*What you need to do*
Only the lines holding the string "normal" are needed. Copy each one.

*Stored records*
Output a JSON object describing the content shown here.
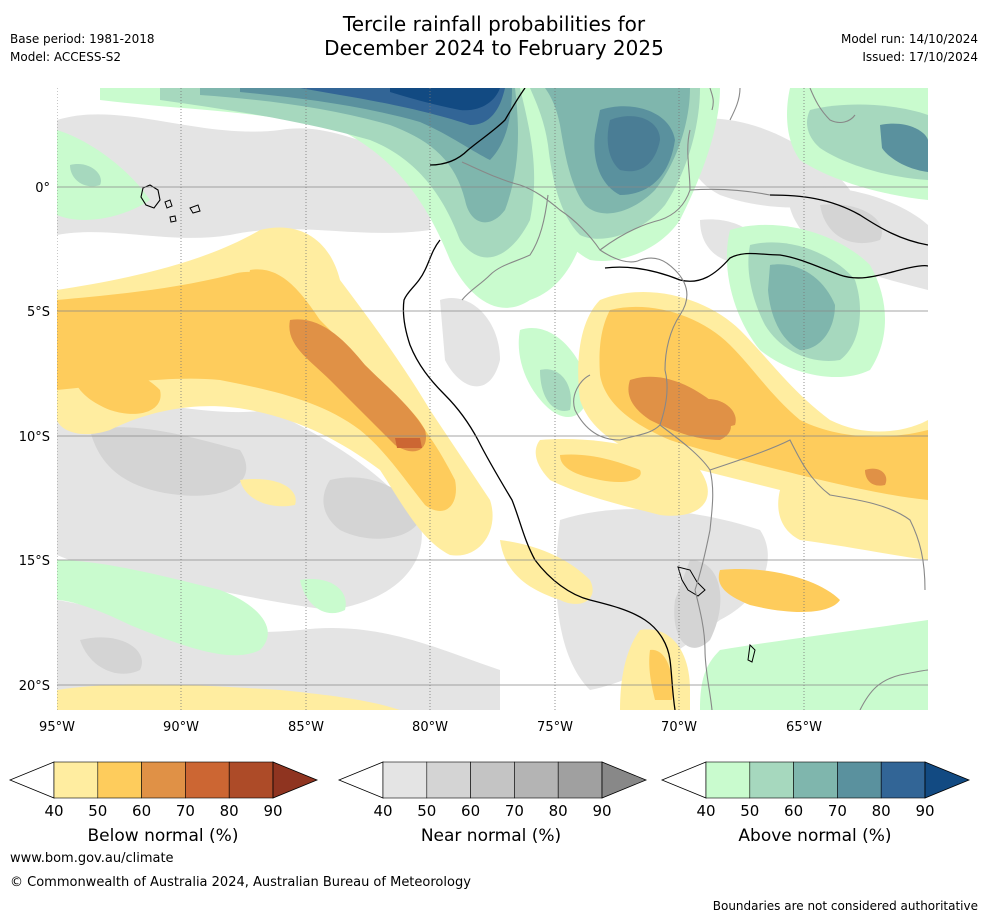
{
  "header": {
    "title_line1": "Tercile rainfall probabilities for",
    "title_line2": "December 2024 to February 2025",
    "base_period": "Base period: 1981-2018",
    "model": "Model: ACCESS-S2",
    "model_run": "Model run: 14/10/2024",
    "issued": "Issued: 17/10/2024"
  },
  "map": {
    "lon_ticks": [
      "95°W",
      "90°W",
      "85°W",
      "80°W",
      "75°W",
      "70°W",
      "65°W"
    ],
    "lat_ticks": [
      "0°",
      "5°S",
      "10°S",
      "15°S",
      "20°S"
    ]
  },
  "legends": [
    {
      "title": "Below normal (%)",
      "ticks": [
        "40",
        "50",
        "60",
        "70",
        "80",
        "90"
      ],
      "colors": [
        "#ffeda0",
        "#fecc5c",
        "#e09146",
        "#cc6633",
        "#ad4b28",
        "#8f3420"
      ]
    },
    {
      "title": "Near normal (%)",
      "ticks": [
        "40",
        "50",
        "60",
        "70",
        "80",
        "90"
      ],
      "colors": [
        "#e4e4e4",
        "#d4d4d4",
        "#c4c4c4",
        "#b4b4b4",
        "#a0a0a0",
        "#888888"
      ]
    },
    {
      "title": "Above normal (%)",
      "ticks": [
        "40",
        "50",
        "60",
        "70",
        "80",
        "90"
      ],
      "colors": [
        "#c9fbce",
        "#a6d8be",
        "#7fb6ad",
        "#5a919e",
        "#326596",
        "#124a82"
      ]
    }
  ],
  "footer": {
    "website": "www.bom.gov.au/climate",
    "copyright": "© Commonwealth of Australia 2024, Australian Bureau of Meteorology",
    "disclaimer": "Boundaries are not considered authoritative"
  }
}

*Task output*
      "title": "Below normal (%)",
      "title": "Near normal (%)",
      "title": "Above normal (%)",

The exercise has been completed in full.